• **Stated exercise**
Locate each line in the records below that contains the string "Text", and copy those lines.

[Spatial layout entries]

--*--

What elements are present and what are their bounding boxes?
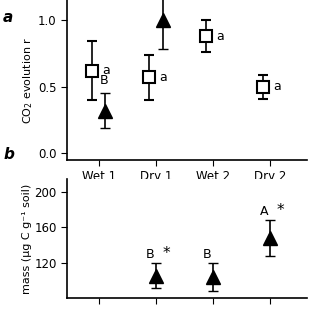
Y-axis label: CO$_2$ evolution r: CO$_2$ evolution r	[21, 36, 36, 124]
Text: *: *	[162, 246, 170, 261]
Text: a: a	[102, 64, 110, 77]
Text: B: B	[146, 248, 154, 261]
Text: b: b	[3, 147, 14, 162]
Text: B: B	[100, 74, 109, 87]
Text: a: a	[274, 80, 281, 93]
Y-axis label: mass (μg C g⁻¹ soil): mass (μg C g⁻¹ soil)	[22, 183, 32, 293]
X-axis label: Seasons: Seasons	[156, 189, 218, 202]
Text: B: B	[203, 248, 212, 261]
Text: A: A	[260, 205, 268, 218]
Text: *: *	[276, 203, 284, 218]
Text: a: a	[3, 10, 13, 25]
Text: a: a	[216, 29, 224, 43]
Text: a: a	[159, 71, 167, 84]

--*--

• **Written answer**
Text: *: *	[162, 246, 170, 261]
Text: a: a	[102, 64, 110, 77]
Text: B: B	[146, 248, 154, 261]
Text: b: b	[3, 147, 14, 162]
Text: B: B	[100, 74, 109, 87]
Text: a: a	[274, 80, 281, 93]
Text: B: B	[203, 248, 212, 261]
Text: A: A	[260, 205, 268, 218]
Text: *: *	[276, 203, 284, 218]
Text: a: a	[3, 10, 13, 25]
Text: a: a	[216, 29, 224, 43]
Text: a: a	[159, 71, 167, 84]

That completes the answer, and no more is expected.